● **PROBLEM TO WORK ON**
All of the data below should be written out exactly.

● **RECORDS FOR THE EXERCISE**
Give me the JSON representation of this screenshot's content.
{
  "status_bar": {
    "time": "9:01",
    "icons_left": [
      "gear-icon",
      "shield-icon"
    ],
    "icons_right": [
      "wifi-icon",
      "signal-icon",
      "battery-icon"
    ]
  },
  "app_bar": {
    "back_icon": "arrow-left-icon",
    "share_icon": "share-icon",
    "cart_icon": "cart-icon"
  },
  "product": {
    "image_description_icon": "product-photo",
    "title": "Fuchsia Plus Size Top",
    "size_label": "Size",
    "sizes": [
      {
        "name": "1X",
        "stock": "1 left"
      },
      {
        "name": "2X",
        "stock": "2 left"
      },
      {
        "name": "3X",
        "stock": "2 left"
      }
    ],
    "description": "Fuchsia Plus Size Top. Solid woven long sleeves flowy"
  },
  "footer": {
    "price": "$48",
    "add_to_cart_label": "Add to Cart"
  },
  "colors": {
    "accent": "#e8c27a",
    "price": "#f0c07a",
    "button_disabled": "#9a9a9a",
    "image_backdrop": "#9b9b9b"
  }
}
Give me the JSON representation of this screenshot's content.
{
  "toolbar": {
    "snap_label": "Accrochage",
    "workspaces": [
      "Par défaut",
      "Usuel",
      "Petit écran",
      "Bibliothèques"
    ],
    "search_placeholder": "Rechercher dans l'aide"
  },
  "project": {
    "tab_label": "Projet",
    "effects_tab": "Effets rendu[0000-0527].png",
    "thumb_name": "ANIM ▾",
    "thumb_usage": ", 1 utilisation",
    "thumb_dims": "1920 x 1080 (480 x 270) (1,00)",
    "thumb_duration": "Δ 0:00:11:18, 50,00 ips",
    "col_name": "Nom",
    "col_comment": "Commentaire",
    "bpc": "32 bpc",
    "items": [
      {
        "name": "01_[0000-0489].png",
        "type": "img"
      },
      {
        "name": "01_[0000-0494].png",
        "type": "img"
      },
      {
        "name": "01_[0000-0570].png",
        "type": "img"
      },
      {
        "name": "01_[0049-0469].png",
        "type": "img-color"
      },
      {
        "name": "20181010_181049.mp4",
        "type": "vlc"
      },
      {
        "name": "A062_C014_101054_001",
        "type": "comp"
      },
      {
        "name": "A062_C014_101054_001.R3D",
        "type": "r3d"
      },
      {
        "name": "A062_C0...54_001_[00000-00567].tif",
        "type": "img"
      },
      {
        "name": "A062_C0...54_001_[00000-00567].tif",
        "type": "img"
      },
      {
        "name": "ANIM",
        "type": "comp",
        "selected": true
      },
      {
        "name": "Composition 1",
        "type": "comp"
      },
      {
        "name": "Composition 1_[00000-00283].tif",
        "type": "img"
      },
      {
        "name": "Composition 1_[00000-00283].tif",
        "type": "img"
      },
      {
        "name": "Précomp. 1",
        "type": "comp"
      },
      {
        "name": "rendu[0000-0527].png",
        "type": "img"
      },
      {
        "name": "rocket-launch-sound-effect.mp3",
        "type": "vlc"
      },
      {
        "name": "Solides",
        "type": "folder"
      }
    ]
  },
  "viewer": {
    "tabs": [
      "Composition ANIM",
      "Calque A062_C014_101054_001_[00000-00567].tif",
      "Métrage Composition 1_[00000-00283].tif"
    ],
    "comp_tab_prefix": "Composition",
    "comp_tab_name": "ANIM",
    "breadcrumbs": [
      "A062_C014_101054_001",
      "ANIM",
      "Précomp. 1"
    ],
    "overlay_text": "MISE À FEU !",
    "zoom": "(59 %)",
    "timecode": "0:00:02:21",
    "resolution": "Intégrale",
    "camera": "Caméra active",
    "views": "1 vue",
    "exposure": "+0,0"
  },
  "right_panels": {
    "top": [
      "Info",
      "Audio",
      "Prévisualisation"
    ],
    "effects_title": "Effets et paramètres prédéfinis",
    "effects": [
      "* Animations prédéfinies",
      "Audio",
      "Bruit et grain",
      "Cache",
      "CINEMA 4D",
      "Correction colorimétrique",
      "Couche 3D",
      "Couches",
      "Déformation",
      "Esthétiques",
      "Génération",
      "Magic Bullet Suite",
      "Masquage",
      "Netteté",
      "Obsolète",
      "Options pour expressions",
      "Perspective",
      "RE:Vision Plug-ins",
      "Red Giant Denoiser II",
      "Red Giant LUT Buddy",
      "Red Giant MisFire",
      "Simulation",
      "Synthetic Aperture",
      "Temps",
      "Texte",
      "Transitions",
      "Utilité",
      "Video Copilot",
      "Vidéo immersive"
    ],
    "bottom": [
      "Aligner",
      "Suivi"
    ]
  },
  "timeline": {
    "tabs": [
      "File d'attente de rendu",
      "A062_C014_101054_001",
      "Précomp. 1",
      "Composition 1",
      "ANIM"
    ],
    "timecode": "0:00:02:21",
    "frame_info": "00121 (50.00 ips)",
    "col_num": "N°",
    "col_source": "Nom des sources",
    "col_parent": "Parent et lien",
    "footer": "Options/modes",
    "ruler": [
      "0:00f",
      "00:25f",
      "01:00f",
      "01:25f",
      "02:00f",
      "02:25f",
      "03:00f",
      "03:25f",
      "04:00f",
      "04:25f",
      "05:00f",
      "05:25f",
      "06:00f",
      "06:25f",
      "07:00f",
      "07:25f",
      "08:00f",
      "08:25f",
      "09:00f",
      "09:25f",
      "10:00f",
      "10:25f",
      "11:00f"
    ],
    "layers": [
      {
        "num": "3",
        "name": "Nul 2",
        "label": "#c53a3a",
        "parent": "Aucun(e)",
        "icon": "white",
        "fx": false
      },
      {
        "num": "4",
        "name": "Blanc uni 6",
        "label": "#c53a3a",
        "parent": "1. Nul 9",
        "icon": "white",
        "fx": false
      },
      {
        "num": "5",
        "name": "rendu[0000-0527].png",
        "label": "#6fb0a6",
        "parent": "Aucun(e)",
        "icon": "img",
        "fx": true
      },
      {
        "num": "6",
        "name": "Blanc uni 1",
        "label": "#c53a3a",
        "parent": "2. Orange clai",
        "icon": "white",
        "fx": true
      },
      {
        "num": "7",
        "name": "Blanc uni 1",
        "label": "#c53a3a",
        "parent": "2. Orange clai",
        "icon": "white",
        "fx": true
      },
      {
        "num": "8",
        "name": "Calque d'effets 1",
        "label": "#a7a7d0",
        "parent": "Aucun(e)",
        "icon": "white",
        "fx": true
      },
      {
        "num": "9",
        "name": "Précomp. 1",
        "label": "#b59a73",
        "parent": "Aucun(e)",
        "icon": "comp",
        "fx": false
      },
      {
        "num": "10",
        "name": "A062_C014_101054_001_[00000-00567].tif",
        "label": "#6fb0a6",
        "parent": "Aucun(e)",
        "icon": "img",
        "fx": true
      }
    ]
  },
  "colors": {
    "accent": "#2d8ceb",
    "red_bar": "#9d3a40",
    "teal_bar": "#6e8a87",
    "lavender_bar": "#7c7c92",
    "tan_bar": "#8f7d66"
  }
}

● **ANSWER TO THE PROBLEM**
Give me the JSON representation of this screenshot's content.
{
  "status_bar": {
    "time": "9:01",
    "icons_left": [
      "gear-icon",
      "shield-icon"
    ],
    "icons_right": [
      "wifi-icon",
      "signal-icon",
      "battery-icon"
    ]
  },
  "app_bar": {
    "back_icon": "arrow-left-icon",
    "share_icon": "share-icon",
    "cart_icon": "cart-icon"
  },
  "product": {
    "image_description_icon": "product-photo",
    "title": "Fuchsia Plus Size Top",
    "size_label": "Size",
    "sizes": [
      {
        "name": "1X",
        "stock": "1 left"
      },
      {
        "name": "2X",
        "stock": "2 left"
      },
      {
        "name": "3X",
        "stock": "2 left"
      }
    ],
    "description": "Fuchsia Plus Size Top. Solid woven long sleeves flowy"
  },
  "footer": {
    "price": "$48",
    "add_to_cart_label": "Add to Cart"
  },
  "colors": {
    "accent": "#e8c27a",
    "price": "#f0c07a",
    "button_disabled": "#9a9a9a",
    "image_backdrop": "#9b9b9b"
  }
}
Give me the JSON representation of this screenshot's content.
{
  "toolbar": {
    "snap_label": "Accrochage",
    "workspaces": [
      "Par défaut",
      "Usuel",
      "Petit écran",
      "Bibliothèques"
    ],
    "search_placeholder": "Rechercher dans l'aide"
  },
  "project": {
    "tab_label": "Projet",
    "effects_tab": "Effets rendu[0000-0527].png",
    "thumb_name": "ANIM ▾",
    "thumb_usage": ", 1 utilisation",
    "thumb_dims": "1920 x 1080 (480 x 270) (1,00)",
    "thumb_duration": "Δ 0:00:11:18, 50,00 ips",
    "col_name": "Nom",
    "col_comment": "Commentaire",
    "bpc": "32 bpc",
    "items": [
      {
        "name": "01_[0000-0489].png",
        "type": "img"
      },
      {
        "name": "01_[0000-0494].png",
        "type": "img"
      },
      {
        "name": "01_[0000-0570].png",
        "type": "img"
      },
      {
        "name": "01_[0049-0469].png",
        "type": "img-color"
      },
      {
        "name": "20181010_181049.mp4",
        "type": "vlc"
      },
      {
        "name": "A062_C014_101054_001",
        "type": "comp"
      },
      {
        "name": "A062_C014_101054_001.R3D",
        "type": "r3d"
      },
      {
        "name": "A062_C0...54_001_[00000-00567].tif",
        "type": "img"
      },
      {
        "name": "A062_C0...54_001_[00000-00567].tif",
        "type": "img"
      },
      {
        "name": "ANIM",
        "type": "comp",
        "selected": true
      },
      {
        "name": "Composition 1",
        "type": "comp"
      },
      {
        "name": "Composition 1_[00000-00283].tif",
        "type": "img"
      },
      {
        "name": "Composition 1_[00000-00283].tif",
        "type": "img"
      },
      {
        "name": "Précomp. 1",
        "type": "comp"
      },
      {
        "name": "rendu[0000-0527].png",
        "type": "img"
      },
      {
        "name": "rocket-launch-sound-effect.mp3",
        "type": "vlc"
      },
      {
        "name": "Solides",
        "type": "folder"
      }
    ]
  },
  "viewer": {
    "tabs": [
      "Composition ANIM",
      "Calque A062_C014_101054_001_[00000-00567].tif",
      "Métrage Composition 1_[00000-00283].tif"
    ],
    "comp_tab_prefix": "Composition",
    "comp_tab_name": "ANIM",
    "breadcrumbs": [
      "A062_C014_101054_001",
      "ANIM",
      "Précomp. 1"
    ],
    "overlay_text": "MISE À FEU !",
    "zoom": "(59 %)",
    "timecode": "0:00:02:21",
    "resolution": "Intégrale",
    "camera": "Caméra active",
    "views": "1 vue",
    "exposure": "+0,0"
  },
  "right_panels": {
    "top": [
      "Info",
      "Audio",
      "Prévisualisation"
    ],
    "effects_title": "Effets et paramètres prédéfinis",
    "effects": [
      "* Animations prédéfinies",
      "Audio",
      "Bruit et grain",
      "Cache",
      "CINEMA 4D",
      "Correction colorimétrique",
      "Couche 3D",
      "Couches",
      "Déformation",
      "Esthétiques",
      "Génération",
      "Magic Bullet Suite",
      "Masquage",
      "Netteté",
      "Obsolète",
      "Options pour expressions",
      "Perspective",
      "RE:Vision Plug-ins",
      "Red Giant Denoiser II",
      "Red Giant LUT Buddy",
      "Red Giant MisFire",
      "Simulation",
      "Synthetic Aperture",
      "Temps",
      "Texte",
      "Transitions",
      "Utilité",
      "Video Copilot",
      "Vidéo immersive"
    ],
    "bottom": [
      "Aligner",
      "Suivi"
    ]
  },
  "timeline": {
    "tabs": [
      "File d'attente de rendu",
      "A062_C014_101054_001",
      "Précomp. 1",
      "Composition 1",
      "ANIM"
    ],
    "timecode": "0:00:02:21",
    "frame_info": "00121 (50.00 ips)",
    "col_num": "N°",
    "col_source": "Nom des sources",
    "col_parent": "Parent et lien",
    "footer": "Options/modes",
    "ruler": [
      "0:00f",
      "00:25f",
      "01:00f",
      "01:25f",
      "02:00f",
      "02:25f",
      "03:00f",
      "03:25f",
      "04:00f",
      "04:25f",
      "05:00f",
      "05:25f",
      "06:00f",
      "06:25f",
      "07:00f",
      "07:25f",
      "08:00f",
      "08:25f",
      "09:00f",
      "09:25f",
      "10:00f",
      "10:25f",
      "11:00f"
    ],
    "layers": [
      {
        "num": "3",
        "name": "Nul 2",
        "label": "#c53a3a",
        "parent": "Aucun(e)",
        "icon": "white",
        "fx": false
      },
      {
        "num": "4",
        "name": "Blanc uni 6",
        "label": "#c53a3a",
        "parent": "1. Nul 9",
        "icon": "white",
        "fx": false
      },
      {
        "num": "5",
        "name": "rendu[0000-0527].png",
        "label": "#6fb0a6",
        "parent": "Aucun(e)",
        "icon": "img",
        "fx": true
      },
      {
        "num": "6",
        "name": "Blanc uni 1",
        "label": "#c53a3a",
        "parent": "2. Orange clai",
        "icon": "white",
        "fx": true
      },
      {
        "num": "7",
        "name": "Blanc uni 1",
        "label": "#c53a3a",
        "parent": "2. Orange clai",
        "icon": "white",
        "fx": true
      },
      {
        "num": "8",
        "name": "Calque d'effets 1",
        "label": "#a7a7d0",
        "parent": "Aucun(e)",
        "icon": "white",
        "fx": true
      },
      {
        "num": "9",
        "name": "Précomp. 1",
        "label": "#b59a73",
        "parent": "Aucun(e)",
        "icon": "comp",
        "fx": false
      },
      {
        "num": "10",
        "name": "A062_C014_101054_001_[00000-00567].tif",
        "label": "#6fb0a6",
        "parent": "Aucun(e)",
        "icon": "img",
        "fx": true
      }
    ]
  },
  "colors": {
    "accent": "#2d8ceb",
    "red_bar": "#9d3a40",
    "teal_bar": "#6e8a87",
    "lavender_bar": "#7c7c92",
    "tan_bar": "#8f7d66"
  }
}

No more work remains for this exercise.